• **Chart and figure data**
· · · ·

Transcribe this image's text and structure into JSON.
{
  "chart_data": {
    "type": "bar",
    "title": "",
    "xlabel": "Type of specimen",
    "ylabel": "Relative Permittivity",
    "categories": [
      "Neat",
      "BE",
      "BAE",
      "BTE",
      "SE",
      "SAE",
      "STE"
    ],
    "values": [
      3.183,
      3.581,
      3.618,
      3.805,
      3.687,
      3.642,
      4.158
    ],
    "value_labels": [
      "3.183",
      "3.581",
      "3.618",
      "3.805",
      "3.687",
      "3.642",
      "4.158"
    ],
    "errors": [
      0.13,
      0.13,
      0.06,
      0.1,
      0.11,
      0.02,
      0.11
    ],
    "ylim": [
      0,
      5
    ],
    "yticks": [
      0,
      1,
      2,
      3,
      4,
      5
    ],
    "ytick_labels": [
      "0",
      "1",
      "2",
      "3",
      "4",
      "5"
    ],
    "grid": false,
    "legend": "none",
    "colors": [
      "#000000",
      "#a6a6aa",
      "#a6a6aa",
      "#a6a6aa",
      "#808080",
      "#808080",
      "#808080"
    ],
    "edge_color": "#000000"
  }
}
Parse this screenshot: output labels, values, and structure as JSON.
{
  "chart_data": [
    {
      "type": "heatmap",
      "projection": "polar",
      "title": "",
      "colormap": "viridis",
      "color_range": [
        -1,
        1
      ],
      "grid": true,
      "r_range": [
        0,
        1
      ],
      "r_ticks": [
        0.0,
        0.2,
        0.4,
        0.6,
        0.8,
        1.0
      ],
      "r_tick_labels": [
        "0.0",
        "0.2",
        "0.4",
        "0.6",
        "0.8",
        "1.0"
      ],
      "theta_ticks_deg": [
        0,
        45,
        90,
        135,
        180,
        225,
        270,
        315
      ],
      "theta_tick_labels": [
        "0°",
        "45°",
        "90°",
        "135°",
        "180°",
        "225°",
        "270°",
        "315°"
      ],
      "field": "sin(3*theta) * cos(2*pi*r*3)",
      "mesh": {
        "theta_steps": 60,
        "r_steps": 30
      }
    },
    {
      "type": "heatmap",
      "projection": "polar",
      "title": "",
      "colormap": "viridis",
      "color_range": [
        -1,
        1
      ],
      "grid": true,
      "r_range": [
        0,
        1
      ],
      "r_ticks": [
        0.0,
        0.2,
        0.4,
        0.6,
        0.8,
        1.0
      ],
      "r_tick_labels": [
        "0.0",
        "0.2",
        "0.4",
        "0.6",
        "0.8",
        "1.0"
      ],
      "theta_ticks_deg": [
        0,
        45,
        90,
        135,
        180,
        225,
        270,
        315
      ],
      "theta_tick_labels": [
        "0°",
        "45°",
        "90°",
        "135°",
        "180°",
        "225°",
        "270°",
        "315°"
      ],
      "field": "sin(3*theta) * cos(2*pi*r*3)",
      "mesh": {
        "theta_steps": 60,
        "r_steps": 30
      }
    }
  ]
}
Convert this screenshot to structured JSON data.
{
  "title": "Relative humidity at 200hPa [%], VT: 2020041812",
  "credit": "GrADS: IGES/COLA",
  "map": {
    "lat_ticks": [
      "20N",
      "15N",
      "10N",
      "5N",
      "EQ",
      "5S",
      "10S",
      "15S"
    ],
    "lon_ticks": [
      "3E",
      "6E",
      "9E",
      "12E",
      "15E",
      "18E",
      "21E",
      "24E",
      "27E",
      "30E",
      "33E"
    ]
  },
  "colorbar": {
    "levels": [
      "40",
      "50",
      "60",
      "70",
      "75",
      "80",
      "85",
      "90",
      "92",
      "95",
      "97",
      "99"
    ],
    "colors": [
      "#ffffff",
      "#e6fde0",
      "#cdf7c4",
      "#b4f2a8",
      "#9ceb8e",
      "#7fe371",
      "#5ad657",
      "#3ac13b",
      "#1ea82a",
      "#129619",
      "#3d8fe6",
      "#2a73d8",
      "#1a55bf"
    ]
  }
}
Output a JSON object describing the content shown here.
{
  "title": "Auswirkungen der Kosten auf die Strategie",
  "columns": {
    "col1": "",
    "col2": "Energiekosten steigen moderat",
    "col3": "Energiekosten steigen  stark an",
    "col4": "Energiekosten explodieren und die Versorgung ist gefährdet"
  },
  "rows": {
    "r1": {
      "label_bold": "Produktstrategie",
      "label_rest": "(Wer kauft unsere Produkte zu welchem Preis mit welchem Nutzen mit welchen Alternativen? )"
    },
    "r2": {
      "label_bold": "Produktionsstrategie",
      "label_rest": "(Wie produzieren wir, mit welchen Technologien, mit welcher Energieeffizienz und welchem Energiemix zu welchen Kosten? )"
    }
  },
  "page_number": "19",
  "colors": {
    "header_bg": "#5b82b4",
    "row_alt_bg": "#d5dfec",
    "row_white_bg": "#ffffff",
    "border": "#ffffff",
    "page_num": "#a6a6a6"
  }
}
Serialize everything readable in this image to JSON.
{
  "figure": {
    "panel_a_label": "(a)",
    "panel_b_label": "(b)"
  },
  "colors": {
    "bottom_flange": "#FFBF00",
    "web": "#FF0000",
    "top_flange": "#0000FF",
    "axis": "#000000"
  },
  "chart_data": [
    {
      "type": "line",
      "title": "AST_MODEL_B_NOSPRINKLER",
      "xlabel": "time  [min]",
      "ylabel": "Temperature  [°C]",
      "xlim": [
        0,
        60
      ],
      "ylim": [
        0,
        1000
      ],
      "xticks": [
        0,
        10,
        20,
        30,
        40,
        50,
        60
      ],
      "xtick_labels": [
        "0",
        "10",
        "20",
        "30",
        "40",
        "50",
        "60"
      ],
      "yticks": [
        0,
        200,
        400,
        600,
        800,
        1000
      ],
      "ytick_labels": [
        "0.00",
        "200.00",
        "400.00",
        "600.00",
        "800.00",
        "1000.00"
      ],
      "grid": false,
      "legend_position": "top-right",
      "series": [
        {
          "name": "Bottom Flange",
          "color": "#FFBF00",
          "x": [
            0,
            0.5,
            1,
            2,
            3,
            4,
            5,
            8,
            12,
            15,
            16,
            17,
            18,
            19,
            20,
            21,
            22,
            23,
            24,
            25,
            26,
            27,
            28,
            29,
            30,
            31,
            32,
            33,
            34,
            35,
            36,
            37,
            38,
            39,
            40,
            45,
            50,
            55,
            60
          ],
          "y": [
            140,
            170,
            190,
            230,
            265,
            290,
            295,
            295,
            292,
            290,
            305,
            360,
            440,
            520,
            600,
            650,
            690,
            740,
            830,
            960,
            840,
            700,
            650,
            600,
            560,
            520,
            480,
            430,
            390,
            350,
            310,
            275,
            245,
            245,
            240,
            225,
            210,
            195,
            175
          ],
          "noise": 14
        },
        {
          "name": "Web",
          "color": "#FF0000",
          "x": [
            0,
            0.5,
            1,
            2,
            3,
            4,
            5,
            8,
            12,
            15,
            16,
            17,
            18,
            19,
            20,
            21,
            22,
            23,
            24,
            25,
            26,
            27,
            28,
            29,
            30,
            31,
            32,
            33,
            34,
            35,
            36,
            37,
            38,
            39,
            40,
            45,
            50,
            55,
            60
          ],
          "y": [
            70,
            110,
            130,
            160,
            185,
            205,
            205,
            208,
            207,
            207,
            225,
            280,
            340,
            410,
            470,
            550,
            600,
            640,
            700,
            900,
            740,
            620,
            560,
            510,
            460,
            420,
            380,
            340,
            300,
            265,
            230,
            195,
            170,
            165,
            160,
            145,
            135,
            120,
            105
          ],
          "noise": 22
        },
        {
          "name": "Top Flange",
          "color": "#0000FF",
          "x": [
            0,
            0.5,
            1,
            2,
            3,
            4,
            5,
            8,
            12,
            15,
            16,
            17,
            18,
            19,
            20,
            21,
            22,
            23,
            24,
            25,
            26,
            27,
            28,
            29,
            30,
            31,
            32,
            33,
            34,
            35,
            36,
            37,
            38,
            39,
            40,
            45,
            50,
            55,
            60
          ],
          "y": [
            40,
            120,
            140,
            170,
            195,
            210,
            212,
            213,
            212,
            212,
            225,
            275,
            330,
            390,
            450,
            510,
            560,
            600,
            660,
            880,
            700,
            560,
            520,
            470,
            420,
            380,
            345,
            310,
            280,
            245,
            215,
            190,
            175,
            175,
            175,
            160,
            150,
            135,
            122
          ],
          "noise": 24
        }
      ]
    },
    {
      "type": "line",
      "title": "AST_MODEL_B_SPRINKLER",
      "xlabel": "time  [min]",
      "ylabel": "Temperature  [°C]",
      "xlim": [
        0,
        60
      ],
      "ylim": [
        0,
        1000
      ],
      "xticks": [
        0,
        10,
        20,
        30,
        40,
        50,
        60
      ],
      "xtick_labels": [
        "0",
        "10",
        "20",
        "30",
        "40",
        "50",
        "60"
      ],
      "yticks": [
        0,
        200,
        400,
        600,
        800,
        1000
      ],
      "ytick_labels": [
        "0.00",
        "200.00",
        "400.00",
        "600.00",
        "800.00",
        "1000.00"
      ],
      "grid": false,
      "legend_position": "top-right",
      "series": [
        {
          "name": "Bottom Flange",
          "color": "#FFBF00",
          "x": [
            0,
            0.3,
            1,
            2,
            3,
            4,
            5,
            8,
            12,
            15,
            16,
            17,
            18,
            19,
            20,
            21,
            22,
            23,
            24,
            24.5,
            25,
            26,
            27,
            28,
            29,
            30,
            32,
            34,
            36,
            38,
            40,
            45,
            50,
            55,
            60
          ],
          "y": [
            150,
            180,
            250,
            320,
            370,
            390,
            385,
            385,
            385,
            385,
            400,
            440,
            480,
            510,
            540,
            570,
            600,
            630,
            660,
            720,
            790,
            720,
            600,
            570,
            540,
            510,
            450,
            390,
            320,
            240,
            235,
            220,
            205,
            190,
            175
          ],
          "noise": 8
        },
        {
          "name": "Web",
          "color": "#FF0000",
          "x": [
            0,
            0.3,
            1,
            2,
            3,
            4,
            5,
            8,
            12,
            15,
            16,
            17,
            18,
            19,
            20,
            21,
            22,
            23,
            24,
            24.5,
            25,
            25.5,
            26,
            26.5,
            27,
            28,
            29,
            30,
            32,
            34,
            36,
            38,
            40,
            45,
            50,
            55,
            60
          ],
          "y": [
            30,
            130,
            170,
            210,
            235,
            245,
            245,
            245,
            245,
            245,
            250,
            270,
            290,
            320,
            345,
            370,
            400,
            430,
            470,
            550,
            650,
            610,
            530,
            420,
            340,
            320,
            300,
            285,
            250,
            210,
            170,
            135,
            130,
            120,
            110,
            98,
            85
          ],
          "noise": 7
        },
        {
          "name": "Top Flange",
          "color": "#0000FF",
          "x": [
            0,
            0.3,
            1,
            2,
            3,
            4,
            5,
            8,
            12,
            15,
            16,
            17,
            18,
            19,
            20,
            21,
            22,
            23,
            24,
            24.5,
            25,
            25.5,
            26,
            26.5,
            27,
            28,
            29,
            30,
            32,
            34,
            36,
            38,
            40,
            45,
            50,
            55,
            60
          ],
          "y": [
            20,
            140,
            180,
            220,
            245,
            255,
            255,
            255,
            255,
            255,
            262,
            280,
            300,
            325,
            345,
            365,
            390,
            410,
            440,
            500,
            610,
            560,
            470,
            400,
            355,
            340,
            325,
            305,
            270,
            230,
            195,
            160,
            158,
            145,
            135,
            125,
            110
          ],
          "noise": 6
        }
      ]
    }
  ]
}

· · · ·

• **Task prompt**
Show the lines that mention the word "steigen".

• **Result for this exercise**
    "col2": "Energiekosten steigen moderat",
    "col3": "Energiekosten steigen  stark an",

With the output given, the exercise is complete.